» **REQUIREMENTS**: Return all lines below containing the word "Demand".

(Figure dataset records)

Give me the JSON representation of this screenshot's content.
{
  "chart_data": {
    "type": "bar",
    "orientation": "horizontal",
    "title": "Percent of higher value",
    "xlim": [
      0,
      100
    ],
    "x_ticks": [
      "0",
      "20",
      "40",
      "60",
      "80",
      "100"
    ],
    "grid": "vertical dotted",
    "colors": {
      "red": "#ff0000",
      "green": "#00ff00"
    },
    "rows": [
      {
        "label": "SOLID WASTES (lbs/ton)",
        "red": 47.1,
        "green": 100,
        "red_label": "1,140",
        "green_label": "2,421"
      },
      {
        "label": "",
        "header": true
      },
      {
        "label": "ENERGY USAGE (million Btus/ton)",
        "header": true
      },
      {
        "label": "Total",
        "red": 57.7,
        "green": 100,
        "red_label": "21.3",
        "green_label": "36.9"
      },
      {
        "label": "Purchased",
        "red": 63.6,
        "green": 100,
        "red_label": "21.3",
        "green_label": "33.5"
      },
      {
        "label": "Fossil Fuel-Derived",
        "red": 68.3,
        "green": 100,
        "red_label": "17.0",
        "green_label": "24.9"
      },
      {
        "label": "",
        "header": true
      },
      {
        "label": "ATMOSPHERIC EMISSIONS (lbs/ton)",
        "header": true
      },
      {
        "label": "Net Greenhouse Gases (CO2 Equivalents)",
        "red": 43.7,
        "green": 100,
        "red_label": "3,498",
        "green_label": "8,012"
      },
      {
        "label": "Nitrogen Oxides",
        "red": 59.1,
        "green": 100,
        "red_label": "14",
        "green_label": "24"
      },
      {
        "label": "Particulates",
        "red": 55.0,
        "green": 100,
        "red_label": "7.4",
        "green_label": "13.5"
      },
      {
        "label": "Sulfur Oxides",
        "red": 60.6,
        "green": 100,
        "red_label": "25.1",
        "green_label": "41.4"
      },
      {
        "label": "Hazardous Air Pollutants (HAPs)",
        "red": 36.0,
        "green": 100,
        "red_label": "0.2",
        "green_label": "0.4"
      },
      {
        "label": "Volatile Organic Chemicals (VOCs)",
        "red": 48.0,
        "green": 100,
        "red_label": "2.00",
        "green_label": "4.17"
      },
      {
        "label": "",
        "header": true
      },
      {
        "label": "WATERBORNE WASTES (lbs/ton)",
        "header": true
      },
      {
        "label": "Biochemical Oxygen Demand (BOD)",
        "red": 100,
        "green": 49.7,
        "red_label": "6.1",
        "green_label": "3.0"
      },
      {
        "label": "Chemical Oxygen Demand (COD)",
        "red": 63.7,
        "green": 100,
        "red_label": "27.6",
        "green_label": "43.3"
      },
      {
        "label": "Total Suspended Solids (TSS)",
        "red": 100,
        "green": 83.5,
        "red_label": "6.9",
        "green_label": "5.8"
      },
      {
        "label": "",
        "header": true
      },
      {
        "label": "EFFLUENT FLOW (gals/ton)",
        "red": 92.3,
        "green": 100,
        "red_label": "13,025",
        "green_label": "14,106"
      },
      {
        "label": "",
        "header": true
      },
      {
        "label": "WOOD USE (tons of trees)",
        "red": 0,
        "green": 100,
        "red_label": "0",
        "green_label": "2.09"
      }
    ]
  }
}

» **REPLY**:
        "label": "Biochemical Oxygen Demand (BOD)",
        "label": "Chemical Oxygen Demand (COD)",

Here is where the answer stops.